**** Records
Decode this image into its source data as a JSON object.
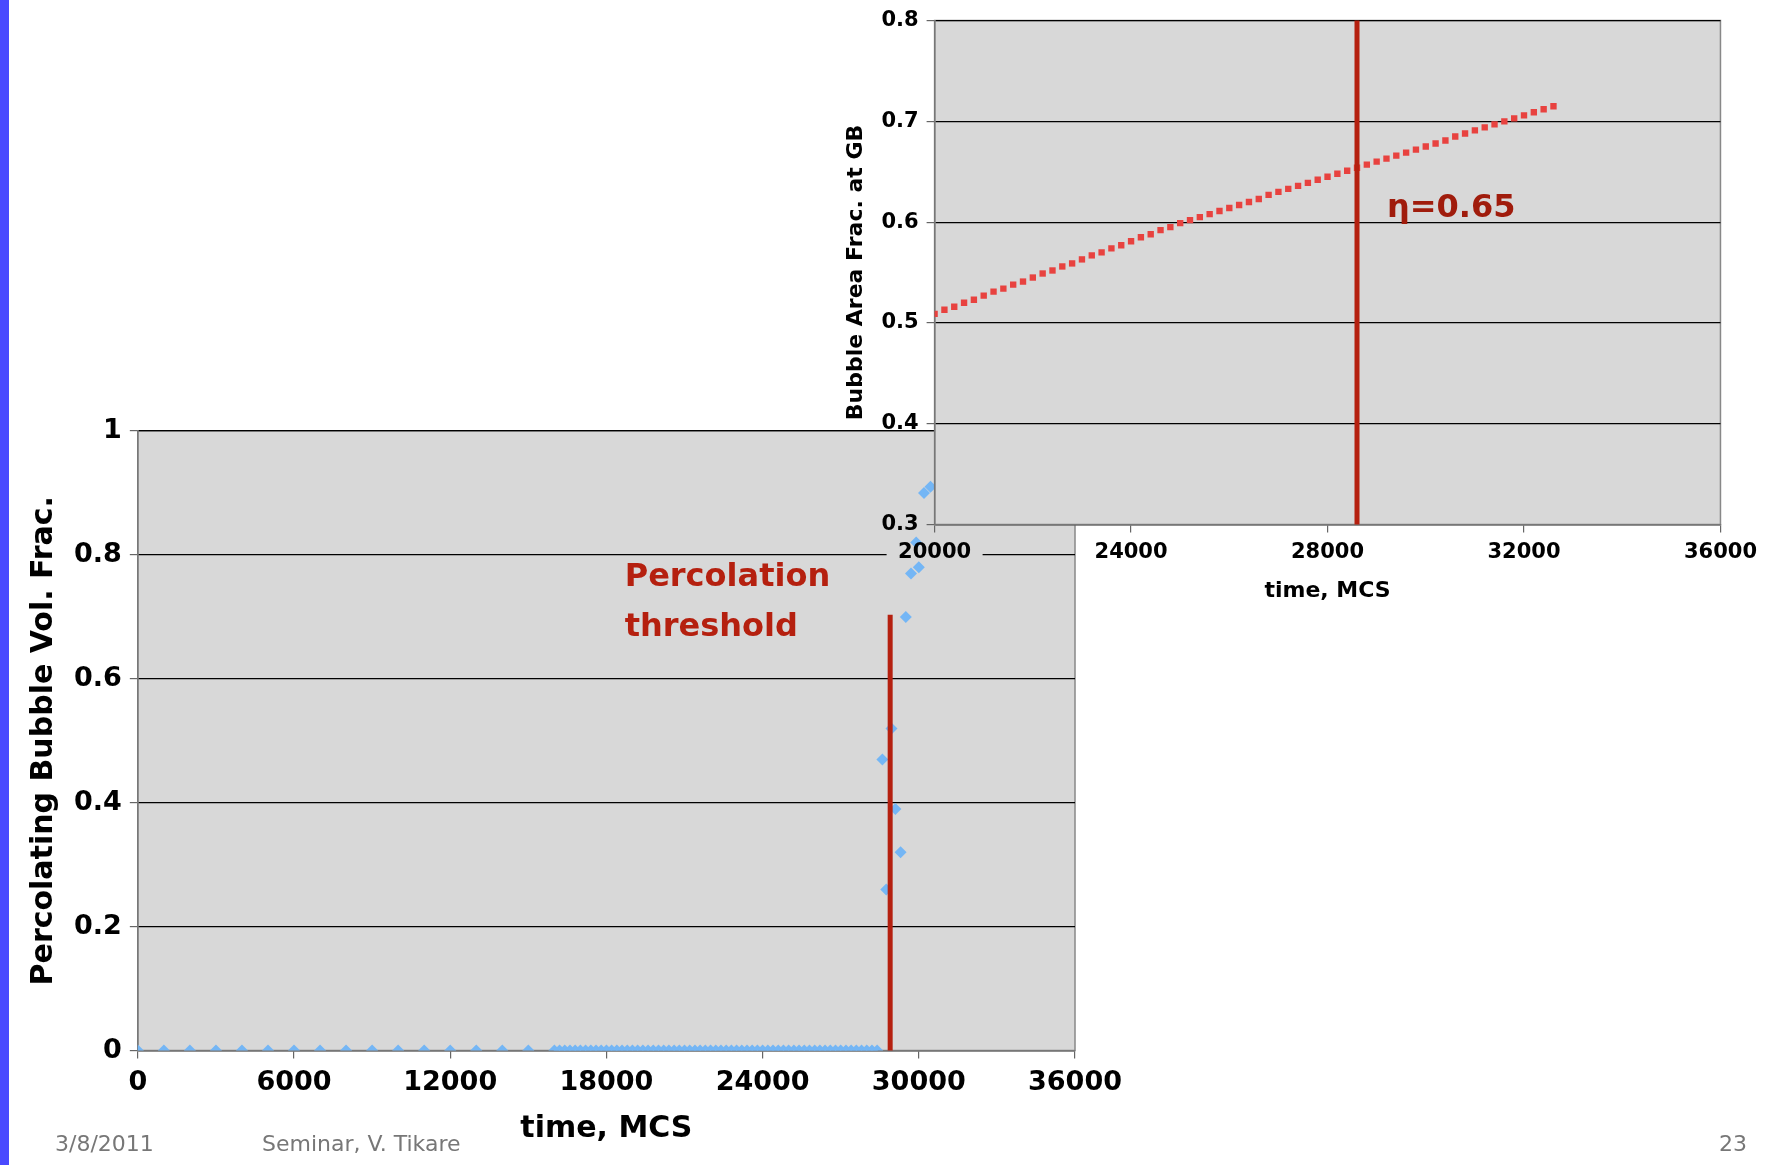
{
  "chart_data": [
    {
      "type": "scatter",
      "xlabel": "time, MCS",
      "ylabel": "Percolating Bubble Vol. Frac.",
      "xlim": [
        0,
        36000
      ],
      "ylim": [
        0,
        1
      ],
      "xticks": [
        0,
        6000,
        12000,
        18000,
        24000,
        30000,
        36000
      ],
      "yticks": [
        0,
        0.2,
        0.4,
        0.6,
        0.8,
        1
      ],
      "grid": "y",
      "marker": "diamond",
      "series": [
        {
          "color": "#74b6f5",
          "x": [
            0,
            1000,
            2000,
            3000,
            4000,
            5000,
            6000,
            7000,
            8000,
            9000,
            10000,
            11000,
            12000,
            13000,
            14000,
            15000,
            16000,
            16200,
            16400,
            16600,
            16800,
            17000,
            17200,
            17400,
            17600,
            17800,
            18000,
            18200,
            18400,
            18600,
            18800,
            19000,
            19200,
            19400,
            19600,
            19800,
            20000,
            20200,
            20400,
            20600,
            20800,
            21000,
            21200,
            21400,
            21600,
            21800,
            22000,
            22200,
            22400,
            22600,
            22800,
            23000,
            23200,
            23400,
            23600,
            23800,
            24000,
            24200,
            24400,
            24600,
            24800,
            25000,
            25200,
            25400,
            25600,
            25800,
            26000,
            26200,
            26400,
            26600,
            26800,
            27000,
            27200,
            27400,
            27600,
            27800,
            28000,
            28200,
            28400,
            28600,
            28750,
            28950,
            29100,
            29300,
            29500,
            29700,
            29900,
            30000,
            30200,
            30450
          ],
          "values": [
            0,
            0,
            0,
            0,
            0,
            0,
            0,
            0,
            0,
            0,
            0,
            0,
            0,
            0,
            0,
            0,
            0,
            0,
            0,
            0,
            0,
            0,
            0,
            0,
            0,
            0,
            0,
            0,
            0,
            0,
            0,
            0,
            0,
            0,
            0,
            0,
            0,
            0,
            0,
            0,
            0,
            0,
            0,
            0,
            0,
            0,
            0,
            0,
            0,
            0,
            0,
            0,
            0,
            0,
            0,
            0,
            0,
            0,
            0,
            0,
            0,
            0,
            0,
            0,
            0,
            0,
            0,
            0,
            0,
            0,
            0,
            0,
            0,
            0,
            0,
            0,
            0,
            0,
            0,
            0.47,
            0.26,
            0.52,
            0.39,
            0.32,
            0.7,
            0.77,
            0.82,
            0.78,
            0.9,
            0.91
          ]
        }
      ],
      "ref_lines": [
        {
          "axis": "x",
          "value": 28900,
          "label": "Percolation threshold",
          "color": "#b5200f"
        }
      ],
      "annotations": [
        "3/8/2011",
        "Seminar, V. Tikare",
        "23"
      ]
    },
    {
      "type": "scatter",
      "xlabel": "time, MCS",
      "ylabel": "Bubble Area Frac. at GB",
      "xlim": [
        20000,
        36000
      ],
      "ylim": [
        0.3,
        0.8
      ],
      "xticks": [
        20000,
        24000,
        28000,
        32000,
        36000
      ],
      "yticks": [
        0.3,
        0.4,
        0.5,
        0.6,
        0.7,
        0.8
      ],
      "grid": "y",
      "marker": "square",
      "series": [
        {
          "color": "#e8423f",
          "x": [
            20000,
            20200,
            20400,
            20600,
            20800,
            21000,
            21200,
            21400,
            21600,
            21800,
            22000,
            22200,
            22400,
            22600,
            22800,
            23000,
            23200,
            23400,
            23600,
            23800,
            24000,
            24200,
            24400,
            24600,
            24800,
            25000,
            25200,
            25400,
            25600,
            25800,
            26000,
            26200,
            26400,
            26600,
            26800,
            27000,
            27200,
            27400,
            27600,
            27800,
            28000,
            28200,
            28400,
            28600,
            28800,
            29000,
            29200,
            29400,
            29600,
            29800,
            30000,
            30200,
            30400,
            30600,
            30800,
            31000,
            31200,
            31400,
            31600,
            31800,
            32000,
            32200,
            32400,
            32600
          ],
          "values": [
            0.509,
            0.513,
            0.516,
            0.52,
            0.523,
            0.527,
            0.531,
            0.534,
            0.538,
            0.541,
            0.545,
            0.549,
            0.552,
            0.556,
            0.559,
            0.563,
            0.567,
            0.57,
            0.574,
            0.577,
            0.581,
            0.585,
            0.588,
            0.592,
            0.595,
            0.599,
            0.602,
            0.605,
            0.608,
            0.611,
            0.614,
            0.617,
            0.62,
            0.623,
            0.627,
            0.63,
            0.633,
            0.636,
            0.639,
            0.642,
            0.645,
            0.648,
            0.651,
            0.654,
            0.657,
            0.66,
            0.663,
            0.666,
            0.669,
            0.672,
            0.675,
            0.678,
            0.681,
            0.685,
            0.688,
            0.691,
            0.694,
            0.697,
            0.7,
            0.703,
            0.706,
            0.709,
            0.712,
            0.715
          ]
        }
      ],
      "ref_lines": [
        {
          "axis": "x",
          "value": 28600,
          "color": "#b5200f"
        }
      ],
      "annotations": [
        "η=0.65"
      ]
    }
  ]
}
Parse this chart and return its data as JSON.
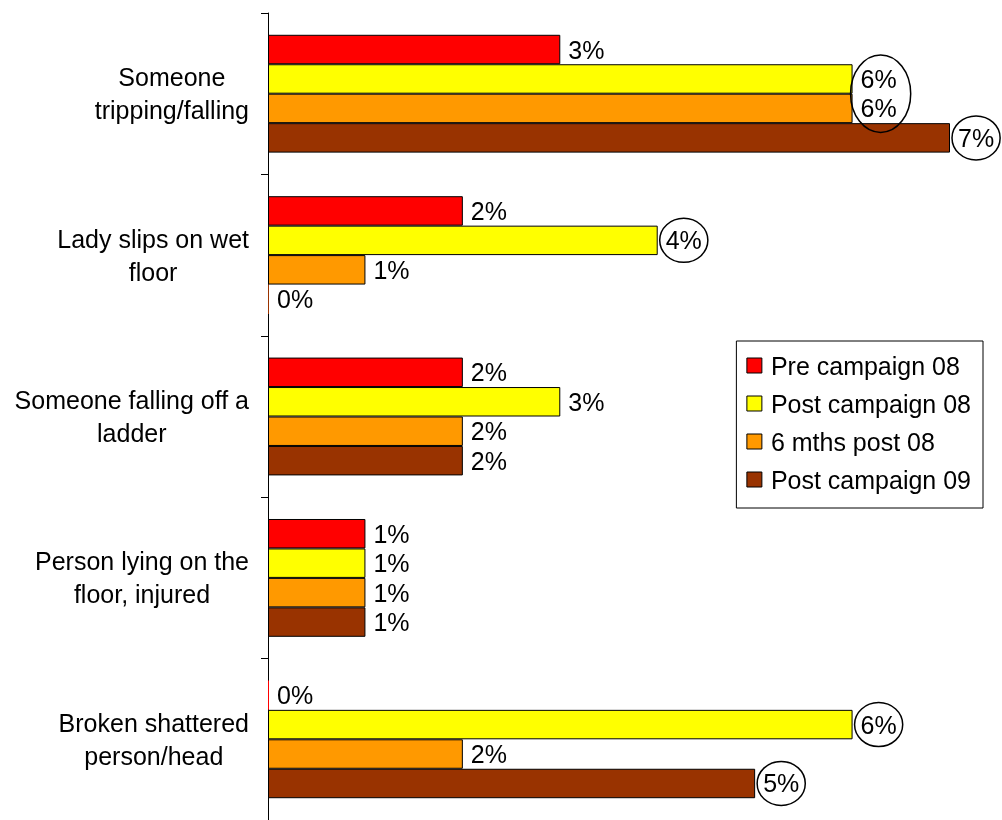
{
  "chart_data": {
    "type": "bar",
    "orientation": "horizontal",
    "tick_labels": "y",
    "legend": "right",
    "categories": [
      "Someone tripping/falling",
      "Lady slips on wet floor",
      "Someone falling off a ladder",
      "Person lying on the floor, injured",
      "Broken shattered person/head"
    ],
    "series": [
      {
        "name": "Pre campaign 08",
        "color": "#ff0000",
        "values": [
          3,
          2,
          2,
          1,
          0
        ],
        "value_labels": [
          "3%",
          "2%",
          "2%",
          "1%",
          "0%"
        ]
      },
      {
        "name": "Post campaign 08",
        "color": "#ffff00",
        "values": [
          6,
          4,
          3,
          1,
          6
        ],
        "value_labels": [
          "6%",
          "4%",
          "3%",
          "1%",
          "6%"
        ]
      },
      {
        "name": "6 mths post 08",
        "color": "#ff9900",
        "values": [
          6,
          1,
          2,
          1,
          2
        ],
        "value_labels": [
          "6%",
          "1%",
          "2%",
          "1%",
          "2%"
        ]
      },
      {
        "name": "Post campaign 09",
        "color": "#993300",
        "values": [
          7,
          0,
          2,
          1,
          5
        ],
        "value_labels": [
          "7%",
          "0%",
          "2%",
          "1%",
          "5%"
        ]
      }
    ]
  }
}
********
Exercise task
Find the lines holding "color" and list every one.

Finished answer
          "color": "#74b6f5",
          "color": "#b5200f"
          "color": "#e8423f",
          "color": "#b5200f"
        "color": "#ff0000",
        "color": "#ffff00",
        "color": "#ff9900",
        "color": "#993300",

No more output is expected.